● **GIVEN TASK**:
Gather all lines with "ринку" from the records.

● **DATASET ENTRIES**:
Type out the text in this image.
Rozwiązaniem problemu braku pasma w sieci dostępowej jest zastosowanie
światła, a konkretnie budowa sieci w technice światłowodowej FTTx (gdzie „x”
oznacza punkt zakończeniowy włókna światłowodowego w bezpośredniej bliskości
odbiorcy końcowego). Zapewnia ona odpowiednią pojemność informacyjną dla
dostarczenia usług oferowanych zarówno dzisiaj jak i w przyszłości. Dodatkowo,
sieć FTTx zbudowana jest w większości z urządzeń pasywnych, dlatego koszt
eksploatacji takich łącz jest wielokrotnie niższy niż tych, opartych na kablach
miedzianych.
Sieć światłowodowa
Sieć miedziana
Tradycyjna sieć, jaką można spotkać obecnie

==

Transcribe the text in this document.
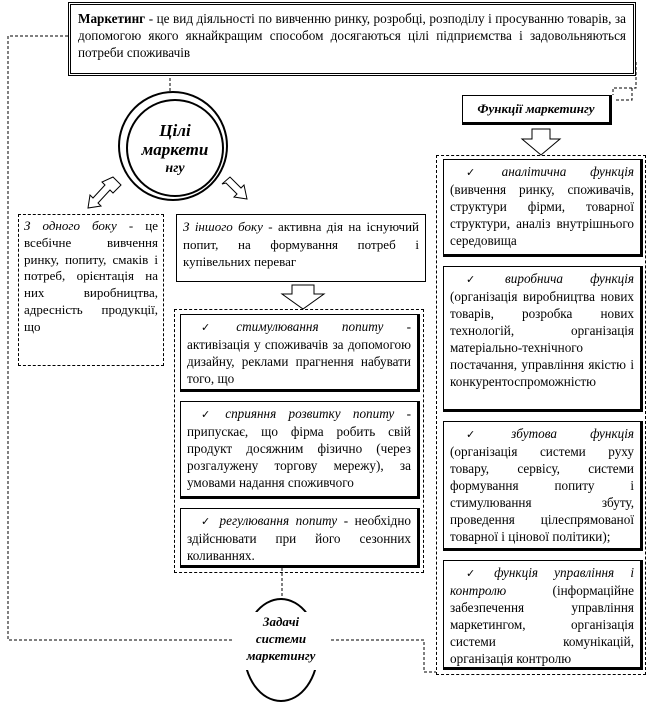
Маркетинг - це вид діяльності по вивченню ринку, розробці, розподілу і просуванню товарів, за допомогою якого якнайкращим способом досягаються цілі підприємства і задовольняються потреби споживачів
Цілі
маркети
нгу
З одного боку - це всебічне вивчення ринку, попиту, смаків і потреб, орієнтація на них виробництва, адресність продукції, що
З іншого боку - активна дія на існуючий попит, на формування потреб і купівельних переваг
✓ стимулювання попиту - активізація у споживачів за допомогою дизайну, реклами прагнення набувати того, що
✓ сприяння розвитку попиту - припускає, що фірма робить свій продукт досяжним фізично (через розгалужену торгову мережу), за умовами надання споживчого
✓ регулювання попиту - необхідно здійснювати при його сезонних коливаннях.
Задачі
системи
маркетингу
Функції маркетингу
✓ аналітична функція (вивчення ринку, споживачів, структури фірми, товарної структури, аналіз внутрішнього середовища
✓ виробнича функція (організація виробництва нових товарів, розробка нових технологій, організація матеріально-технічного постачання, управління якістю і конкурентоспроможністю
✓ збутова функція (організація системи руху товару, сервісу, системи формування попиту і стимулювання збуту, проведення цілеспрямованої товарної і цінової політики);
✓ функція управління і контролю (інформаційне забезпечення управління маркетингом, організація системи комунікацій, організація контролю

==

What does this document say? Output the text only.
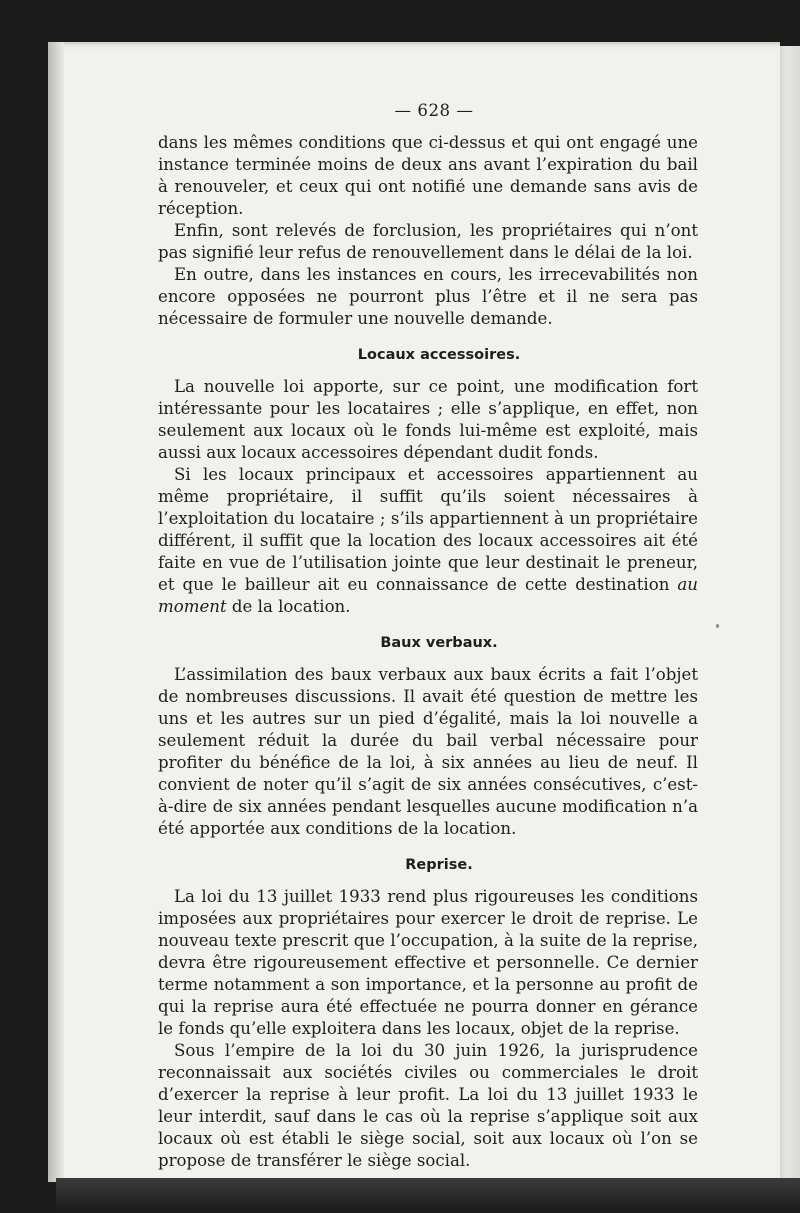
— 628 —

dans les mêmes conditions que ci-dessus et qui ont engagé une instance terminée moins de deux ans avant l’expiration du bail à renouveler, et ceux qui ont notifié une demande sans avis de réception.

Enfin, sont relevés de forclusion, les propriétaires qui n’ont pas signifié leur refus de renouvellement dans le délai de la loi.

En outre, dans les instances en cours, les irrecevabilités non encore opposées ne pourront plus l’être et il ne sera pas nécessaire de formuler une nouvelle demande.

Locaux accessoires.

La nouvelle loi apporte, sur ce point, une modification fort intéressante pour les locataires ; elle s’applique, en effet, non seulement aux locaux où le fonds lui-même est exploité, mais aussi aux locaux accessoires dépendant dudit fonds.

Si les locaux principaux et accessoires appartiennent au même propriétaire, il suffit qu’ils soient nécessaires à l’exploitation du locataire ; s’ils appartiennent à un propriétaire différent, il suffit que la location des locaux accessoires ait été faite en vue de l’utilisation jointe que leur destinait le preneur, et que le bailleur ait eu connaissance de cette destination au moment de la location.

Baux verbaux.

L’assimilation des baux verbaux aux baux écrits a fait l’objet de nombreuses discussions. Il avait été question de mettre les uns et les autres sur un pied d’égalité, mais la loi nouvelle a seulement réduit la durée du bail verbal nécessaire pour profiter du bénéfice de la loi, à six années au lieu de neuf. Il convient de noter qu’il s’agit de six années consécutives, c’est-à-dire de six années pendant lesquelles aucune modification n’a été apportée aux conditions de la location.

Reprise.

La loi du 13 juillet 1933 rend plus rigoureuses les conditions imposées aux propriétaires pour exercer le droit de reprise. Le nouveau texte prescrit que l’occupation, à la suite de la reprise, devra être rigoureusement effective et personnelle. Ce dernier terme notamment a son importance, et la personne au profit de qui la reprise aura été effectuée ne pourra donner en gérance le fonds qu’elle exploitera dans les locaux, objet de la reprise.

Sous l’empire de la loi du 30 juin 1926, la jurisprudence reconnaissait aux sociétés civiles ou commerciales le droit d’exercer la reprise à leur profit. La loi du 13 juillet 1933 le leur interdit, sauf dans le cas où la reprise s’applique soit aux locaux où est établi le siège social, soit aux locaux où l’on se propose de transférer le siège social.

● **REPLY TO THE TASK**:
Маркетинг - це вид діяльності по вивченню ринку, розробці, розподілу і просуванню товарів, за допомогою якого якнайкращим способом досягаються цілі підприємства і задовольняються потреби споживачів
З одного боку - це всебічне вивчення ринку, попиту, смаків і потреб, орієнтація на них виробництва, адресність продукції, що
✓ аналітична функція (вивчення ринку, споживачів, структури фірми, товарної структури, аналіз внутрішнього середовища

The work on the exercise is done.